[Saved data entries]
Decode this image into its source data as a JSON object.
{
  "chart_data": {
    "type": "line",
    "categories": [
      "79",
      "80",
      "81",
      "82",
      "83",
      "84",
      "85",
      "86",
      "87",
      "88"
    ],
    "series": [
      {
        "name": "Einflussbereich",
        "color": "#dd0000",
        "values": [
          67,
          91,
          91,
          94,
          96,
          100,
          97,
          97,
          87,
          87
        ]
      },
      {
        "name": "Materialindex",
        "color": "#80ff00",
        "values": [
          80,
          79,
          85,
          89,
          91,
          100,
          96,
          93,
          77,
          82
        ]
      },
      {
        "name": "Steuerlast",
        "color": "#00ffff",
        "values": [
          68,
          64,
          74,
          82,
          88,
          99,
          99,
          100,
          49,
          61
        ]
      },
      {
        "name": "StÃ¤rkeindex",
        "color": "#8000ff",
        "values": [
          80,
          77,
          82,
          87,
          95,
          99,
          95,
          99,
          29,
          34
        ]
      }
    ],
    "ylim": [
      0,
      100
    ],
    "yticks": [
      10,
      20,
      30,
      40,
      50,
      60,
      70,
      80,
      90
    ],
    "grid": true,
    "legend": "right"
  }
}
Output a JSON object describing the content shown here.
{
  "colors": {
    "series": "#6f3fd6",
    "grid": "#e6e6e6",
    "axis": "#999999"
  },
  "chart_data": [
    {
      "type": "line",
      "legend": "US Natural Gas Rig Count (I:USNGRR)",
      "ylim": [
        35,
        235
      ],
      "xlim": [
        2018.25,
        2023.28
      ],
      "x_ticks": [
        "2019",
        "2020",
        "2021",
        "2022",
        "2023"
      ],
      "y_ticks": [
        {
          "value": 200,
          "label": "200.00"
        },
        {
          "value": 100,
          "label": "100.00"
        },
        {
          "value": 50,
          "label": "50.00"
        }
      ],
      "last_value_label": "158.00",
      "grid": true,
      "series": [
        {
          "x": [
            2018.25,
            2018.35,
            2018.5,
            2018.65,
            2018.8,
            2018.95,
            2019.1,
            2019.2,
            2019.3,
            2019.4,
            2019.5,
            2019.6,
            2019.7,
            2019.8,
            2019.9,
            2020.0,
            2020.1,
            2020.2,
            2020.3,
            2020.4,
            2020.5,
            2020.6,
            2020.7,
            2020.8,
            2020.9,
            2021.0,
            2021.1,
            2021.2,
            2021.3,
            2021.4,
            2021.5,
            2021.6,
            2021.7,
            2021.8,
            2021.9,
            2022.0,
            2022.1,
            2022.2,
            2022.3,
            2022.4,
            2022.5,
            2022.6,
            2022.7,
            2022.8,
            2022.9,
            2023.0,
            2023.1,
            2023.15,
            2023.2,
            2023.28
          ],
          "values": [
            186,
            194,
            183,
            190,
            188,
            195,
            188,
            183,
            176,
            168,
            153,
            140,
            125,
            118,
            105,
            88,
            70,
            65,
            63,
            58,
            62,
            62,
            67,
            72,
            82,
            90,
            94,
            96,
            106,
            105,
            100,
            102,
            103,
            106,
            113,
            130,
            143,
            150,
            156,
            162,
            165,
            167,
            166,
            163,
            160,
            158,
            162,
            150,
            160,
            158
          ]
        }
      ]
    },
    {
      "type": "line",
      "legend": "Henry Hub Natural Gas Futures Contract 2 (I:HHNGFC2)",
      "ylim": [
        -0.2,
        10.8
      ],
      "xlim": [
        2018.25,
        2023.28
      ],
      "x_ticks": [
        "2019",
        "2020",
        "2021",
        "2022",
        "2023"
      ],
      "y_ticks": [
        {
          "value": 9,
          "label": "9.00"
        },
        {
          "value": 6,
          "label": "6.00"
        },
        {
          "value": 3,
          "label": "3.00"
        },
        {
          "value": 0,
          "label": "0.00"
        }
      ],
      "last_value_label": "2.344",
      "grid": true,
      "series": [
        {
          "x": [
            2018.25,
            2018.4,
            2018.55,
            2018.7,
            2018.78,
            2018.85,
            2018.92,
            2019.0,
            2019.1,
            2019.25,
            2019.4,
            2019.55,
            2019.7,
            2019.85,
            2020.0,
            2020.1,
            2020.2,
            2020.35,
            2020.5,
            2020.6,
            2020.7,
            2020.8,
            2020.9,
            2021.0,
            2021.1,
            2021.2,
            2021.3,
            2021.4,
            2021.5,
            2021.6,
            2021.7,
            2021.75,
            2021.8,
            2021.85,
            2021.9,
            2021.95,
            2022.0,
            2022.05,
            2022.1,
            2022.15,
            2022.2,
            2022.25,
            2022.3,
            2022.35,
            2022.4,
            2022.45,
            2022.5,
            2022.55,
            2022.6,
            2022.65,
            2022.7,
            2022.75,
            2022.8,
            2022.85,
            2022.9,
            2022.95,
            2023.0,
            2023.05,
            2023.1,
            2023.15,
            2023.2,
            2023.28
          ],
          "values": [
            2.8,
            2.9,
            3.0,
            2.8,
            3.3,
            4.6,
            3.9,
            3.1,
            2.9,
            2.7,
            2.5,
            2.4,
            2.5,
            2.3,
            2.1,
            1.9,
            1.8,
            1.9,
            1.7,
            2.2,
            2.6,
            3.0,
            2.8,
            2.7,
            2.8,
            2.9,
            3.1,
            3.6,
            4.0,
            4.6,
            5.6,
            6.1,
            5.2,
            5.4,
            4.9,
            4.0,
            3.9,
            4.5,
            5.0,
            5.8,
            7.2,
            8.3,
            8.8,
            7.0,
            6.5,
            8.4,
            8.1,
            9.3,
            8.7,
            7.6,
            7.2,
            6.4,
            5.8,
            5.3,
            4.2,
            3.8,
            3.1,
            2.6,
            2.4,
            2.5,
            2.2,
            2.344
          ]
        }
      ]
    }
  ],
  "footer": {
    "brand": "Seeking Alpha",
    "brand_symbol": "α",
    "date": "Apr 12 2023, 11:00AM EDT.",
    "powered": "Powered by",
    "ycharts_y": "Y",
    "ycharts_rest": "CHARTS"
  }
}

## Stated exercise
Output all of the data above without any alteration.

## The completed task
Decode this image into its source data as a JSON object.
{
  "chart_data": {
    "type": "line",
    "categories": [
      "79",
      "80",
      "81",
      "82",
      "83",
      "84",
      "85",
      "86",
      "87",
      "88"
    ],
    "series": [
      {
        "name": "Einflussbereich",
        "color": "#dd0000",
        "values": [
          67,
          91,
          91,
          94,
          96,
          100,
          97,
          97,
          87,
          87
        ]
      },
      {
        "name": "Materialindex",
        "color": "#80ff00",
        "values": [
          80,
          79,
          85,
          89,
          91,
          100,
          96,
          93,
          77,
          82
        ]
      },
      {
        "name": "Steuerlast",
        "color": "#00ffff",
        "values": [
          68,
          64,
          74,
          82,
          88,
          99,
          99,
          100,
          49,
          61
        ]
      },
      {
        "name": "StÃ¤rkeindex",
        "color": "#8000ff",
        "values": [
          80,
          77,
          82,
          87,
          95,
          99,
          95,
          99,
          29,
          34
        ]
      }
    ],
    "ylim": [
      0,
      100
    ],
    "yticks": [
      10,
      20,
      30,
      40,
      50,
      60,
      70,
      80,
      90
    ],
    "grid": true,
    "legend": "right"
  }
}
Output a JSON object describing the content shown here.
{
  "colors": {
    "series": "#6f3fd6",
    "grid": "#e6e6e6",
    "axis": "#999999"
  },
  "chart_data": [
    {
      "type": "line",
      "legend": "US Natural Gas Rig Count (I:USNGRR)",
      "ylim": [
        35,
        235
      ],
      "xlim": [
        2018.25,
        2023.28
      ],
      "x_ticks": [
        "2019",
        "2020",
        "2021",
        "2022",
        "2023"
      ],
      "y_ticks": [
        {
          "value": 200,
          "label": "200.00"
        },
        {
          "value": 100,
          "label": "100.00"
        },
        {
          "value": 50,
          "label": "50.00"
        }
      ],
      "last_value_label": "158.00",
      "grid": true,
      "series": [
        {
          "x": [
            2018.25,
            2018.35,
            2018.5,
            2018.65,
            2018.8,
            2018.95,
            2019.1,
            2019.2,
            2019.3,
            2019.4,
            2019.5,
            2019.6,
            2019.7,
            2019.8,
            2019.9,
            2020.0,
            2020.1,
            2020.2,
            2020.3,
            2020.4,
            2020.5,
            2020.6,
            2020.7,
            2020.8,
            2020.9,
            2021.0,
            2021.1,
            2021.2,
            2021.3,
            2021.4,
            2021.5,
            2021.6,
            2021.7,
            2021.8,
            2021.9,
            2022.0,
            2022.1,
            2022.2,
            2022.3,
            2022.4,
            2022.5,
            2022.6,
            2022.7,
            2022.8,
            2022.9,
            2023.0,
            2023.1,
            2023.15,
            2023.2,
            2023.28
          ],
          "values": [
            186,
            194,
            183,
            190,
            188,
            195,
            188,
            183,
            176,
            168,
            153,
            140,
            125,
            118,
            105,
            88,
            70,
            65,
            63,
            58,
            62,
            62,
            67,
            72,
            82,
            90,
            94,
            96,
            106,
            105,
            100,
            102,
            103,
            106,
            113,
            130,
            143,
            150,
            156,
            162,
            165,
            167,
            166,
            163,
            160,
            158,
            162,
            150,
            160,
            158
          ]
        }
      ]
    },
    {
      "type": "line",
      "legend": "Henry Hub Natural Gas Futures Contract 2 (I:HHNGFC2)",
      "ylim": [
        -0.2,
        10.8
      ],
      "xlim": [
        2018.25,
        2023.28
      ],
      "x_ticks": [
        "2019",
        "2020",
        "2021",
        "2022",
        "2023"
      ],
      "y_ticks": [
        {
          "value": 9,
          "label": "9.00"
        },
        {
          "value": 6,
          "label": "6.00"
        },
        {
          "value": 3,
          "label": "3.00"
        },
        {
          "value": 0,
          "label": "0.00"
        }
      ],
      "last_value_label": "2.344",
      "grid": true,
      "series": [
        {
          "x": [
            2018.25,
            2018.4,
            2018.55,
            2018.7,
            2018.78,
            2018.85,
            2018.92,
            2019.0,
            2019.1,
            2019.25,
            2019.4,
            2019.55,
            2019.7,
            2019.85,
            2020.0,
            2020.1,
            2020.2,
            2020.35,
            2020.5,
            2020.6,
            2020.7,
            2020.8,
            2020.9,
            2021.0,
            2021.1,
            2021.2,
            2021.3,
            2021.4,
            2021.5,
            2021.6,
            2021.7,
            2021.75,
            2021.8,
            2021.85,
            2021.9,
            2021.95,
            2022.0,
            2022.05,
            2022.1,
            2022.15,
            2022.2,
            2022.25,
            2022.3,
            2022.35,
            2022.4,
            2022.45,
            2022.5,
            2022.55,
            2022.6,
            2022.65,
            2022.7,
            2022.75,
            2022.8,
            2022.85,
            2022.9,
            2022.95,
            2023.0,
            2023.05,
            2023.1,
            2023.15,
            2023.2,
            2023.28
          ],
          "values": [
            2.8,
            2.9,
            3.0,
            2.8,
            3.3,
            4.6,
            3.9,
            3.1,
            2.9,
            2.7,
            2.5,
            2.4,
            2.5,
            2.3,
            2.1,
            1.9,
            1.8,
            1.9,
            1.7,
            2.2,
            2.6,
            3.0,
            2.8,
            2.7,
            2.8,
            2.9,
            3.1,
            3.6,
            4.0,
            4.6,
            5.6,
            6.1,
            5.2,
            5.4,
            4.9,
            4.0,
            3.9,
            4.5,
            5.0,
            5.8,
            7.2,
            8.3,
            8.8,
            7.0,
            6.5,
            8.4,
            8.1,
            9.3,
            8.7,
            7.6,
            7.2,
            6.4,
            5.8,
            5.3,
            4.2,
            3.8,
            3.1,
            2.6,
            2.4,
            2.5,
            2.2,
            2.344
          ]
        }
      ]
    }
  ],
  "footer": {
    "brand": "Seeking Alpha",
    "brand_symbol": "α",
    "date": "Apr 12 2023, 11:00AM EDT.",
    "powered": "Powered by",
    "ycharts_y": "Y",
    "ycharts_rest": "CHARTS"
  }
}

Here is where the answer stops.